**GIVEN EXERCISE**
Going through the material below, please gather all lines with the word "添加微信" in them.
================
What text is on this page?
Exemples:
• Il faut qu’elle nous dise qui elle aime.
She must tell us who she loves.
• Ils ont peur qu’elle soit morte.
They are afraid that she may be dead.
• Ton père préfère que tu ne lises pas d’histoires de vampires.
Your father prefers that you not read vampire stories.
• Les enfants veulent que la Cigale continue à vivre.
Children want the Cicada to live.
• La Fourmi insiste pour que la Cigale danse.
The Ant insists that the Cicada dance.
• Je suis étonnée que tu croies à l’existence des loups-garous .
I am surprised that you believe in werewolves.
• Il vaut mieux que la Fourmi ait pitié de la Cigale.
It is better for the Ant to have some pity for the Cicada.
================
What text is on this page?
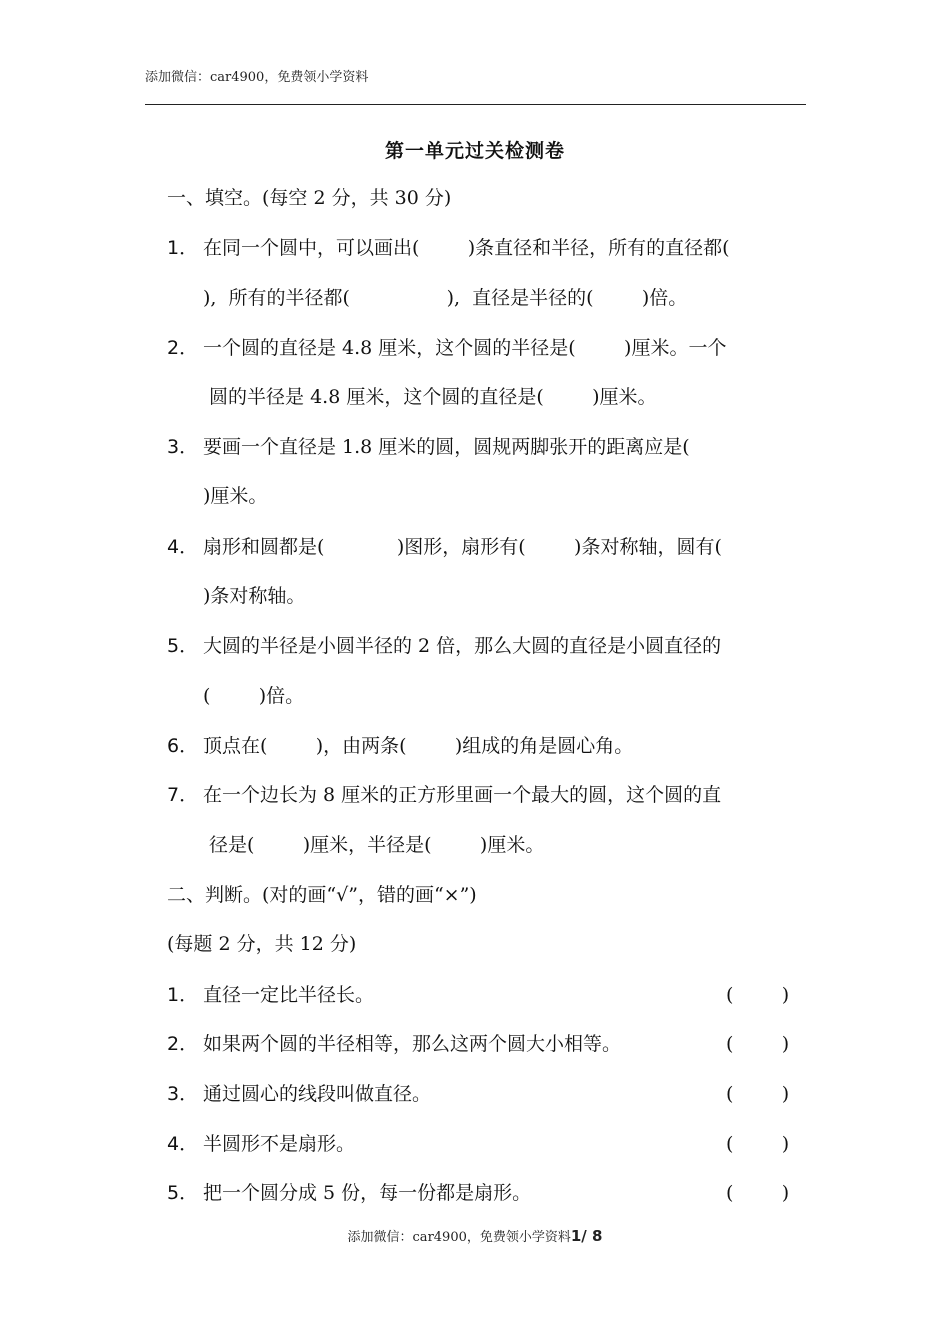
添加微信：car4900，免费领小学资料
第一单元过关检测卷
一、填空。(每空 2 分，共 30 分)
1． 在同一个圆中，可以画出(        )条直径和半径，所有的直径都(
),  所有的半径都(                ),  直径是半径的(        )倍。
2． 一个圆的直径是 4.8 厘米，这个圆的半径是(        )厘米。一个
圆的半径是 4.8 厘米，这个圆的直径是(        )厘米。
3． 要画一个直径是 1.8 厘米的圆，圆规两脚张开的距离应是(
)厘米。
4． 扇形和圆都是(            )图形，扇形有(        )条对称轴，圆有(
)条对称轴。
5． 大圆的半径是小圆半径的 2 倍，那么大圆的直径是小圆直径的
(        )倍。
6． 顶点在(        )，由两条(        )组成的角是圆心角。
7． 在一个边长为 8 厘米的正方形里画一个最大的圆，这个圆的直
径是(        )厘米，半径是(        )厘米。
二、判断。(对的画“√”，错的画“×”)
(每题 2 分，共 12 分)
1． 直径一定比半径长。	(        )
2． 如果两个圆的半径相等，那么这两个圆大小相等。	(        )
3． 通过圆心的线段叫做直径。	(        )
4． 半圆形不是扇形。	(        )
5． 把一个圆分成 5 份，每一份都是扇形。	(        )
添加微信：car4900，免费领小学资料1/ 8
================
**SOLUTION**
添加微信：car4900，免费领小学资料
添加微信：car4900，免费领小学资料1/ 8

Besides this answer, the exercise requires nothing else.